Linux内核链表结构-CFANZ编程社区

Linux内核链表结构

常见的单向链表和双向链表指针指向的是链表节点起始位置，在Linux内核中实际使用中有一些局限性，如数据区必须是固定的，而实际需求是多种多样的。这种方法无法构建一套通用的链表，因为每个不同的数据区需要一套链表。为此，Linux内核把所有链表操作方法的共同部分提取出来，把不同的部分留给代码编写者自己去处理。

Linux内核实现了一套纯链表的封装，链表节点数据结构只有指针区而没有数据区，另外还封装了各种操作函数，如创建节点函数、插入节点函数、删除节点函数、遍历节点函数等。

链表结构

Linux内核链表使用struct list_head数据结构来描述，代码位于include/linux/types.h文件中。

struct list_head {
    struct list_head *next, *prev;
};

struct list_head数据结构不包含链表节点的数据区，通常是嵌入其他数据结构中，如struct page数据结构中嵌入了一个lru链表节点，通常是把page数据结构挂入LRU链表。

struct page {
    ...
    struct list_head lru;
    ...
}

链表初始化

链表头的初始化有两种方法，一种是静态初始化，另一种动态初始化。把next和prev指针都初始化并指向自己，这样便初始化了一个带头节点的空链表。

静态初始化

/*
 * Circular doubly linked list implementation.

任务要求 A:
根据选段回答：
(i) struct list_head 的代码位于哪个文件中？
(ii) struct page 数据结构中嵌入的链表节点名叫什么？
(iii) 链表头的初始化有哪两种方法？
任务要求 B: 请逐字照录选段中从“struct list_head lru;”起直到“linked list implementation.”止的文字，首尾两处均包括在内。

图像版面标注:

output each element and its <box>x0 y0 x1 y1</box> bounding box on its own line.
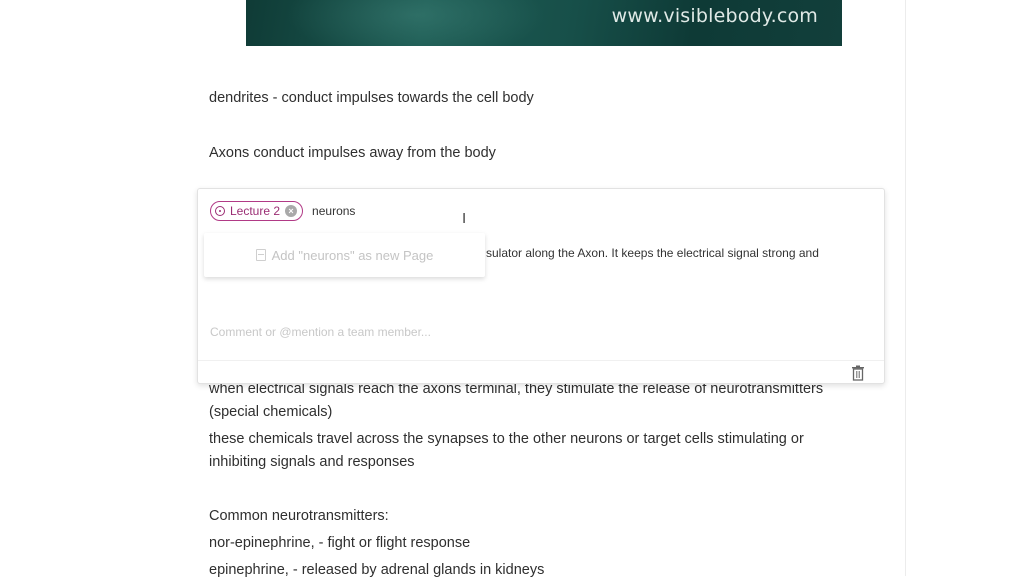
note-line: inhibiting signals and responses <box>209 454 415 470</box>
tag-search-input[interactable] <box>312 204 453 218</box>
page-icon <box>255 249 266 261</box>
note-line: (special chemicals) <box>209 404 333 420</box>
tag-comment-popup: Lecture 2 × I Add "neurons" as new Page … <box>197 188 885 384</box>
underlying-note-text: sulator along the Axon. It keeps the ele… <box>486 246 819 260</box>
note-line: nor-epinephrine, - fight or flight respo… <box>209 535 471 551</box>
tag-chip-label: Lecture 2 <box>230 204 281 218</box>
text-cursor-icon: I <box>462 210 467 227</box>
note-line: dendrites - conduct impulses towards the… <box>209 90 534 106</box>
popup-divider <box>198 360 884 361</box>
trash-icon[interactable] <box>851 365 865 381</box>
note-line: Common neurotransmitters: <box>209 508 389 524</box>
tag-row: Lecture 2 × <box>210 201 453 221</box>
comment-input[interactable] <box>210 325 850 339</box>
note-line: epinephrine, - released by adrenal gland… <box>209 562 545 578</box>
add-page-suggestion[interactable]: Add "neurons" as new Page <box>204 233 485 277</box>
header-image: www.visiblebody.com <box>246 0 842 46</box>
remove-tag-icon[interactable]: × <box>285 205 298 217</box>
banner-url-text: www.visiblebody.com <box>611 5 818 27</box>
note-line: these chemicals travel across the synaps… <box>209 431 804 447</box>
tag-chip-lecture-2[interactable]: Lecture 2 × <box>210 201 304 221</box>
page-circle-icon <box>215 206 225 216</box>
add-page-label: Add "neurons" as new Page <box>271 247 434 263</box>
page-edge-divider <box>905 0 906 576</box>
note-line: Axons conduct impulses away from the bod… <box>209 145 496 161</box>
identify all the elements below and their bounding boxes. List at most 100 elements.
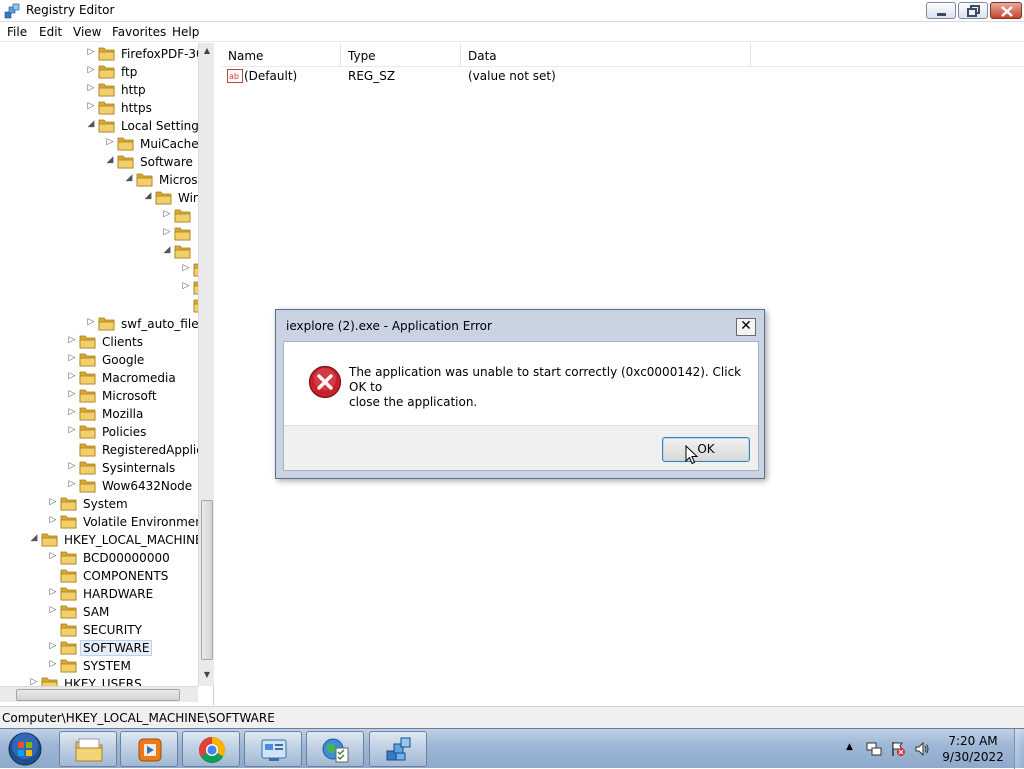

参考答案 A:
(i) include/linux/types.h
(ii) lru
(iii) 静态初始化和动态初始化

参考答案 B:
struct list_head lru;
    ...
}

链表初始化

链表头的初始化有两种方法，一种是静态初始化，另一种动态初始化。把next和prev指针都初始化并指向自己，这样便初始化了一个带头节点的空链表。

静态初始化

/*
 * Circular doubly linked list implementation.